### WRITTEN PROBLEM
Transcribe the material in full. Nothing should differ except that the pictures are left out.

════

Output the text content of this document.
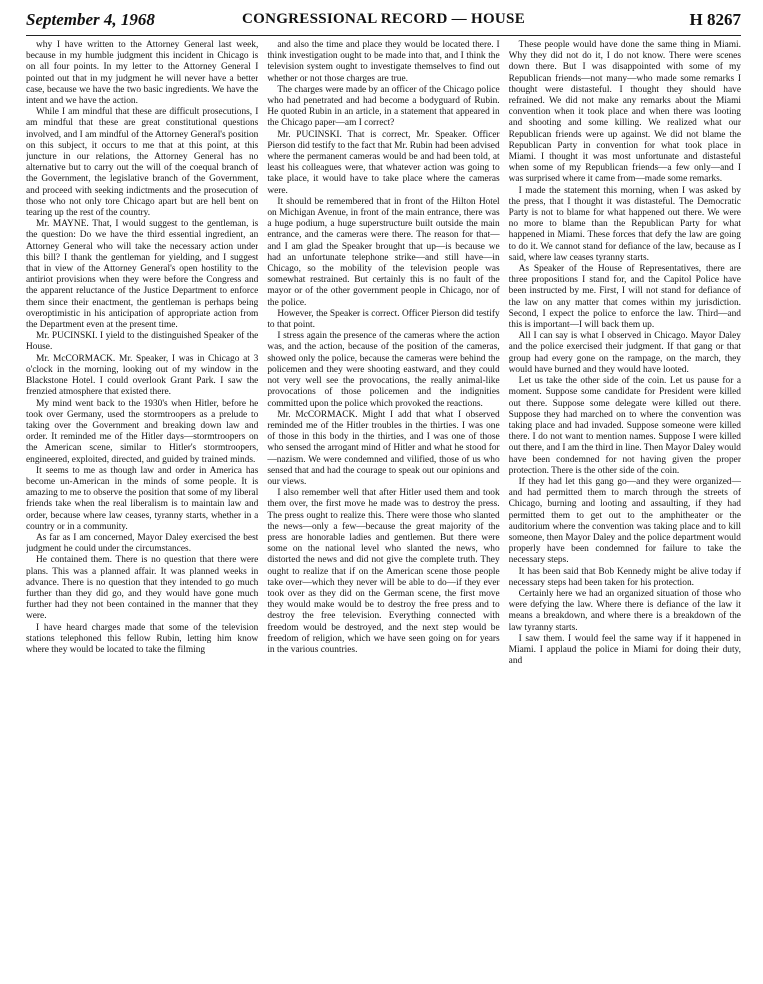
September 4, 1968	CONGRESSIONAL RECORD — HOUSE	H 8267

why I have written to the Attorney General last week, because in my humble judgment this incident in Chicago is on all four points. In my letter to the Attorney General I pointed out that in my judgment he will never have a better case, because we have the two basic ingredients. We have the intent and we have the action.

While I am mindful that these are difficult prosecutions, I am mindful that these are great constitutional questions involved, and I am mindful of the Attorney General's position on this subject, it occurs to me that at this point, at this juncture in our relations, the Attorney General has no alternative but to carry out the will of the coequal branch of the Government, the legislative branch of the Government, and proceed with seeking indictments and the prosecution of those who not only tore Chicago apart but are hell bent on tearing up the rest of the country.

Mr. MAYNE. That, I would suggest to the gentleman, is the question: Do we have the third essential ingredient, an Attorney General who will take the necessary action under this bill? I thank the gentleman for yielding, and I suggest that in view of the Attorney General's open hostility to the antiriot provisions when they were before the Congress and the apparent reluctance of the Justice Department to enforce them since their enactment, the gentleman is perhaps being overoptimistic in his anticipation of appropriate action from the Department even at the present time.

Mr. PUCINSKI. I yield to the distinguished Speaker of the House.

Mr. McCORMACK. Mr. Speaker, I was in Chicago at 3 o'clock in the morning, looking out of my window in the Blackstone Hotel. I could overlook Grant Park. I saw the frenzied atmosphere that existed there.

My mind went back to the 1930's when Hitler, before he took over Germany, used the stormtroopers as a prelude to taking over the Government and breaking down law and order. It reminded me of the Hitler days—stormtroopers on the American scene, similar to Hitler's stormtroopers, engineered, exploited, directed, and guided by trained minds.

It seems to me as though law and order in America has become un-American in the minds of some people. It is amazing to me to observe the position that some of my liberal friends take when the real liberalism is to maintain law and order, because where law ceases, tyranny starts, whether in a country or in a community.

As far as I am concerned, Mayor Daley exercised the best judgment he could under the circumstances.

He contained them. There is no question that there were plans. This was a planned affair. It was planned weeks in advance. There is no question that they intended to go much further than they did go, and they would have gone much further had they not been contained in the manner that they were.

I have heard charges made that some of the television stations telephoned this fellow Rubin, letting him know where they would be located to take the filming

and also the time and place they would be located there. I think investigation ought to be made into that, and I think the television system ought to investigate themselves to find out whether or not those charges are true.

The charges were made by an officer of the Chicago police who had penetrated and had become a bodyguard of Rubin. He quoted Rubin in an article, in a statement that appeared in the Chicago paper—am I correct?

Mr. PUCINSKI. That is correct, Mr. Speaker. Officer Pierson did testify to the fact that Mr. Rubin had been advised where the permanent cameras would be and had been told, at least his colleagues were, that whatever action was going to take place, it would have to take place where the cameras were.

It should be remembered that in front of the Hilton Hotel on Michigan Avenue, in front of the main entrance, there was a huge podium, a huge superstructure built outside the main entrance, and the cameras were there. The reason for that—and I am glad the Speaker brought that up—is because we had an unfortunate telephone strike—and still have—in Chicago, so the mobility of the television people was somewhat restrained. But certainly this is no fault of the mayor or of the other government people in Chicago, nor of the police.

However, the Speaker is correct. Officer Pierson did testify to that point.

I stress again the presence of the cameras where the action was, and the action, because of the position of the cameras, showed only the police, because the cameras were behind the policemen and they were shooting eastward, and they could not very well see the provocations, the really animal-like provocations of those policemen and the indignities committed upon the police which provoked the reactions.

Mr. McCORMACK. Might I add that what I observed reminded me of the Hitler troubles in the thirties. I was one of those in this body in the thirties, and I was one of those who sensed the arrogant mind of Hitler and what he stood for—nazism. We were condemned and vilified, those of us who sensed that and had the courage to speak out our opinions and our views.

I also remember well that after Hitler used them and took them over, the first move he made was to destroy the press. The press ought to realize this. There were those who slanted the news—only a few—because the great majority of the press are honorable ladies and gentlemen. But there were some on the national level who slanted the news, who distorted the news and did not give the complete truth. They ought to realize that if on the American scene those people take over—which they never will be able to do—if they ever took over as they did on the German scene, the first move they would make would be to destroy the free press and to destroy the free television. Everything connected with freedom would be destroyed, and the next step would be freedom of religion, which we have seen going on for years in the various countries.

These people would have done the same thing in Miami. Why they did not do it, I do not know. There were scenes down there. But I was disappointed with some of my Republican friends—not many—who made some remarks I thought were distasteful. I thought they should have refrained. We did not make any remarks about the Miami convention when it took place and when there was looting and shooting and some killing. We realized what our Republican friends were up against. We did not blame the Republican Party in convention for what took place in Miami. I thought it was most unfortunate and distasteful when some of my Republican friends—a few only—and I was surprised where it came from—made some remarks.

I made the statement this morning, when I was asked by the press, that I thought it was distasteful. The Democratic Party is not to blame for what happened out there. We were no more to blame than the Republican Party for what happened in Miami. These forces that defy the law are going to do it. We cannot stand for defiance of the law, because as I said, where law ceases tyranny starts.

As Speaker of the House of Representatives, there are three propositions I stand for, and the Capitol Police have been instructed by me. First, I will not stand for defiance of the law on any matter that comes within my jurisdiction. Second, I expect the police to enforce the law. Third—and this is important—I will back them up.

All I can say is what I observed in Chicago. Mayor Daley and the police exercised their judgment. If that gang or that group had every gone on the rampage, on the march, they would have burned and they would have looted.

Let us take the other side of the coin. Let us pause for a moment. Suppose some candidate for President were killed out there. Suppose some delegate were killed out there. Suppose they had marched on to where the convention was taking place and had invaded. Suppose someone were killed there. I do not want to mention names. Suppose I were killed out there, and I am the third in line. Then Mayor Daley would have been condemned for not having given the proper protection. There is the other side of the coin.

If they had let this gang go—and they were organized—and had permitted them to march through the streets of Chicago, burning and looting and assaulting, if they had permitted them to get out to the amphitheater or the auditorium where the convention was taking place and to kill someone, then Mayor Daley and the police department would properly have been condemned for failure to take the necessary steps.

It has been said that Bob Kennedy might be alive today if necessary steps had been taken for his protection.

Certainly here we had an organized situation of those who were defying the law. Where there is defiance of the law it means a breakdown, and where there is a breakdown of the law tyranny starts.

I saw them. I would feel the same way if it happened in Miami. I applaud the police in Miami for doing their duty, and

════

### WRITTEN ANSWER
Output the text content of this document.
September 4, 1968	CONGRESSIONAL RECORD — HOUSE	H 8267

why I have written to the Attorney General last week, because in my humble judgment this incident in Chicago is on all four points. In my letter to the Attorney General I pointed out that in my judgment he will never have a better case, because we have the two basic ingredients. We have the intent and we have the action.

While I am mindful that these are difficult prosecutions, I am mindful that these are great constitutional questions involved, and I am mindful of the Attorney General's position on this subject, it occurs to me that at this point, at this juncture in our relations, the Attorney General has no alternative but to carry out the will of the coequal branch of the Government, the legislative branch of the Government, and proceed with seeking indictments and the prosecution of those who not only tore Chicago apart but are hell bent on tearing up the rest of the country.

Mr. MAYNE. That, I would suggest to the gentleman, is the question: Do we have the third essential ingredient, an Attorney General who will take the necessary action under this bill? I thank the gentleman for yielding, and I suggest that in view of the Attorney General's open hostility to the antiriot provisions when they were before the Congress and the apparent reluctance of the Justice Department to enforce them since their enactment, the gentleman is perhaps being overoptimistic in his anticipation of appropriate action from the Department even at the present time.

Mr. PUCINSKI. I yield to the distinguished Speaker of the House.

Mr. McCORMACK. Mr. Speaker, I was in Chicago at 3 o'clock in the morning, looking out of my window in the Blackstone Hotel. I could overlook Grant Park. I saw the frenzied atmosphere that existed there.

My mind went back to the 1930's when Hitler, before he took over Germany, used the stormtroopers as a prelude to taking over the Government and breaking down law and order. It reminded me of the Hitler days—stormtroopers on the American scene, similar to Hitler's stormtroopers, engineered, exploited, directed, and guided by trained minds.

It seems to me as though law and order in America has become un-American in the minds of some people. It is amazing to me to observe the position that some of my liberal friends take when the real liberalism is to maintain law and order, because where law ceases, tyranny starts, whether in a country or in a community.

As far as I am concerned, Mayor Daley exercised the best judgment he could under the circumstances.

He contained them. There is no question that there were plans. This was a planned affair. It was planned weeks in advance. There is no question that they intended to go much further than they did go, and they would have gone much further had they not been contained in the manner that they were.

I have heard charges made that some of the television stations telephoned this fellow Rubin, letting him know where they would be located to take the filming

and also the time and place they would be located there. I think investigation ought to be made into that, and I think the television system ought to investigate themselves to find out whether or not those charges are true.

The charges were made by an officer of the Chicago police who had penetrated and had become a bodyguard of Rubin. He quoted Rubin in an article, in a statement that appeared in the Chicago paper—am I correct?

Mr. PUCINSKI. That is correct, Mr. Speaker. Officer Pierson did testify to the fact that Mr. Rubin had been advised where the permanent cameras would be and had been told, at least his colleagues were, that whatever action was going to take place, it would have to take place where the cameras were.

It should be remembered that in front of the Hilton Hotel on Michigan Avenue, in front of the main entrance, there was a huge podium, a huge superstructure built outside the main entrance, and the cameras were there. The reason for that—and I am glad the Speaker brought that up—is because we had an unfortunate telephone strike—and still have—in Chicago, so the mobility of the television people was somewhat restrained. But certainly this is no fault of the mayor or of the other government people in Chicago, nor of the police.

However, the Speaker is correct. Officer Pierson did testify to that point.

I stress again the presence of the cameras where the action was, and the action, because of the position of the cameras, showed only the police, because the cameras were behind the policemen and they were shooting eastward, and they could not very well see the provocations, the really animal-like provocations of those policemen and the indignities committed upon the police which provoked the reactions.

Mr. McCORMACK. Might I add that what I observed reminded me of the Hitler troubles in the thirties. I was one of those in this body in the thirties, and I was one of those who sensed the arrogant mind of Hitler and what he stood for—nazism. We were condemned and vilified, those of us who sensed that and had the courage to speak out our opinions and our views.

I also remember well that after Hitler used them and took them over, the first move he made was to destroy the press. The press ought to realize this. There were those who slanted the news—only a few—because the great majority of the press are honorable ladies and gentlemen. But there were some on the national level who slanted the news, who distorted the news and did not give the complete truth. They ought to realize that if on the American scene those people take over—which they never will be able to do—if they ever took over as they did on the German scene, the first move they would make would be to destroy the free press and to destroy the free television. Everything connected with freedom would be destroyed, and the next step would be freedom of religion, which we have seen going on for years in the various countries.

These people would have done the same thing in Miami. Why they did not do it, I do not know. There were scenes down there. But I was disappointed with some of my Republican friends—not many—who made some remarks I thought were distasteful. I thought they should have refrained. We did not make any remarks about the Miami convention when it took place and when there was looting and shooting and some killing. We realized what our Republican friends were up against. We did not blame the Republican Party in convention for what took place in Miami. I thought it was most unfortunate and distasteful when some of my Republican friends—a few only—and I was surprised where it came from—made some remarks.

I made the statement this morning, when I was asked by the press, that I thought it was distasteful. The Democratic Party is not to blame for what happened out there. We were no more to blame than the Republican Party for what happened in Miami. These forces that defy the law are going to do it. We cannot stand for defiance of the law, because as I said, where law ceases tyranny starts.

As Speaker of the House of Representatives, there are three propositions I stand for, and the Capitol Police have been instructed by me. First, I will not stand for defiance of the law on any matter that comes within my jurisdiction. Second, I expect the police to enforce the law. Third—and this is important—I will back them up.

All I can say is what I observed in Chicago. Mayor Daley and the police exercised their judgment. If that gang or that group had every gone on the rampage, on the march, they would have burned and they would have looted.

Let us take the other side of the coin. Let us pause for a moment. Suppose some candidate for President were killed out there. Suppose some delegate were killed out there. Suppose they had marched on to where the convention was taking place and had invaded. Suppose someone were killed there. I do not want to mention names. Suppose I were killed out there, and I am the third in line. Then Mayor Daley would have been condemned for not having given the proper protection. There is the other side of the coin.

If they had let this gang go—and they were organized—and had permitted them to march through the streets of Chicago, burning and looting and assaulting, if they had permitted them to get out to the amphitheater or the auditorium where the convention was taking place and to kill someone, then Mayor Daley and the police department would properly have been condemned for failure to take the necessary steps.

It has been said that Bob Kennedy might be alive today if necessary steps had been taken for his protection.

Certainly here we had an organized situation of those who were defying the law. Where there is defiance of the law it means a breakdown, and where there is a breakdown of the law tyranny starts.

I saw them. I would feel the same way if it happened in Miami. I applaud the police in Miami for doing their duty, and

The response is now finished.